* **QUOTED PASSAGE**:
"""

# need to verify how to determine if numbers matching



## hangerhi (Aug 1, 2013)

My friend just brought a 66 gto and I am not sure on the numbers can you help.

Body Tag
03A 0614
ST 66-24267 KAN 731 BODY
219-B D-1 PAINT
W 2KW

VIN# 242676K124394

MANIFOLD
8782898

EXHAUST
8779308

BLOCK CASTING
B248
9778789
D

DIFFERENTIAL
9783393

CAN YOU PLEASE HELP WITH THIS.


----------



## 68GTO4004Spd (Jun 19, 2008)

This website will help you decode. Get the PHS (Pontiac Historical Society) will give you all the details and verify originality. 66 didn't have the VIN on the block, you will need to find the EUN on the PHS docs to verify.


----------



## 68greengoat (Sep 15, 2005)

"""

Bounding box prediction data
"""

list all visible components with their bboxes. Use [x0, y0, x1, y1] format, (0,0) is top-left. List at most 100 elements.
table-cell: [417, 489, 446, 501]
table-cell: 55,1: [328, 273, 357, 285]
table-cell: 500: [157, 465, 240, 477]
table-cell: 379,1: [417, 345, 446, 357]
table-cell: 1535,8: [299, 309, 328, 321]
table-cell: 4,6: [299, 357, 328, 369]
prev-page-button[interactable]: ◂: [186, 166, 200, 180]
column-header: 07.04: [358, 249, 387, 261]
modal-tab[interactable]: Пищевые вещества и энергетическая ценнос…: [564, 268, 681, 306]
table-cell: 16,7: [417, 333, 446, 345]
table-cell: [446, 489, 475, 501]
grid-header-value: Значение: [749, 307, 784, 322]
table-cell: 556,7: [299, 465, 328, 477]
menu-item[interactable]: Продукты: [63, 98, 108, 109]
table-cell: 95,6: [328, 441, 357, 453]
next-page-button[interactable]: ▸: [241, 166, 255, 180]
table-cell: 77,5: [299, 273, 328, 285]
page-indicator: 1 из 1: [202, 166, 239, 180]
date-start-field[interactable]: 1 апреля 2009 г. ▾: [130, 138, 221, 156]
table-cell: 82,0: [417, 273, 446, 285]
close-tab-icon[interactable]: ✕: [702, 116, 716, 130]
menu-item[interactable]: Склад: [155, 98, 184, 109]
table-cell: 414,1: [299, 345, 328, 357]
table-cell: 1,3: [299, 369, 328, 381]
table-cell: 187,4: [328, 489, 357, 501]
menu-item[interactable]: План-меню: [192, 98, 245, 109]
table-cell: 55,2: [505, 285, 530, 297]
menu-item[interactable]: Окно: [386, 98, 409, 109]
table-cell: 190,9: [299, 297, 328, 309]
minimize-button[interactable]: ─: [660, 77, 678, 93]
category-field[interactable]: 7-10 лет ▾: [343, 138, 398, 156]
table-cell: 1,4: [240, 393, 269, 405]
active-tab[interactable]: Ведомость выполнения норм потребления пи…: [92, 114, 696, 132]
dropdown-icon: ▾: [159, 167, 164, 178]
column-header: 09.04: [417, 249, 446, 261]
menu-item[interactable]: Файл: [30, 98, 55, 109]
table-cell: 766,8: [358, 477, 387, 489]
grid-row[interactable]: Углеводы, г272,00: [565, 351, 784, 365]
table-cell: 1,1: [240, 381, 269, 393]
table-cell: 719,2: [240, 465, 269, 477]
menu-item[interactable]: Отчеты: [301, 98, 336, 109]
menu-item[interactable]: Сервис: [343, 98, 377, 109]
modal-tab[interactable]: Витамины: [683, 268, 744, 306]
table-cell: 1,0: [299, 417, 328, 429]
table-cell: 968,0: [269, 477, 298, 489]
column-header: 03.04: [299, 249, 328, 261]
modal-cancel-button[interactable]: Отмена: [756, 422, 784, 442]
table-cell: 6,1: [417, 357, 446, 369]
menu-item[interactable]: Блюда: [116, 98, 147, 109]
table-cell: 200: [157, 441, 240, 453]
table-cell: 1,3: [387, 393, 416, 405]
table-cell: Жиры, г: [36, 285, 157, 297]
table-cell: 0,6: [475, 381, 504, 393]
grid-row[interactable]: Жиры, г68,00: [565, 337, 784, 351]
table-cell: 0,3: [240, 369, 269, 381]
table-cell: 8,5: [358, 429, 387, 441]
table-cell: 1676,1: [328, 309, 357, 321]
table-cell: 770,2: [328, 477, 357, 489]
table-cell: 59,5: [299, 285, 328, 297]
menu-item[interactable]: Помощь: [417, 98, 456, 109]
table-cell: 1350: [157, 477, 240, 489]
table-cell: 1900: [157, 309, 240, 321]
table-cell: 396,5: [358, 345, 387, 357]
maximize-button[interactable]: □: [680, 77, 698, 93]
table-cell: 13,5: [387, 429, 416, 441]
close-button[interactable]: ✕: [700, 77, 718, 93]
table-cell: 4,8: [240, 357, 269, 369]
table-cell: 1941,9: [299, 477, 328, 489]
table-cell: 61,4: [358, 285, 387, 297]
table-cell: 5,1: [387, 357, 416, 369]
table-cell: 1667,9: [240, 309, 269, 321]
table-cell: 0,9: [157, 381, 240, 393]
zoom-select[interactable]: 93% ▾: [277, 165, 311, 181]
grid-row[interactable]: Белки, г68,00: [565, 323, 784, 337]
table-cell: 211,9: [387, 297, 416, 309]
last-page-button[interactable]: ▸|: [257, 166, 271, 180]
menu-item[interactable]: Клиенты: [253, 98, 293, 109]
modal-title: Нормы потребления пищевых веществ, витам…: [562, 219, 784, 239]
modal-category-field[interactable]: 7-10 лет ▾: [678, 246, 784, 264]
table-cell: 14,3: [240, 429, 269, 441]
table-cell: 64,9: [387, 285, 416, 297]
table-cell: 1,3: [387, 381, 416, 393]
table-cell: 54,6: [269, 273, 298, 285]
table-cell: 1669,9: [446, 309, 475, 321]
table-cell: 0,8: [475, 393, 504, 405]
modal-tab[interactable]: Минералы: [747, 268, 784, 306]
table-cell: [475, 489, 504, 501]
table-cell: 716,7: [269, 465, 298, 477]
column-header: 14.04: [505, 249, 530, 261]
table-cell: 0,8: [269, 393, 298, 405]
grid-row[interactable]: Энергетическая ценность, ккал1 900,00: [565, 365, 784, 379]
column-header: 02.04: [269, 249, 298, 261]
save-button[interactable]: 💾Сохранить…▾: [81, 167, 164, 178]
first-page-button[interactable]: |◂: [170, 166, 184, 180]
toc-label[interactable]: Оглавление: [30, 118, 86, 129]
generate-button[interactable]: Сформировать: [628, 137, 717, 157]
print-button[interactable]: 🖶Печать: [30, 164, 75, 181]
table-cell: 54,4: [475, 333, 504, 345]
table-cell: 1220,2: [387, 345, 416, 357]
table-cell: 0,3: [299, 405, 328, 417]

"""

* **WHAT TO WORK ON**:
Continue the forum thread on whether a 66 GTO's numbers match, starting from where it stops.

* **YOUR RESPONSE**:
> BLOCK CASTING
> B248
> 9778789
> D


Date code B248 didn't have 9778789 block. That was for a '65/'66/'67. I bet if you look at the code again, the last digit is a 6 for '66, and not an 8 for '68. There should also be an 2 letter engine code under the engine unit number on the front passenger side of the block. Maybe the D is part of it? There also should be a date code on the rear end by the pumpkin. Will resemble the date code on the block...

As 68GTO said, get the PHS too....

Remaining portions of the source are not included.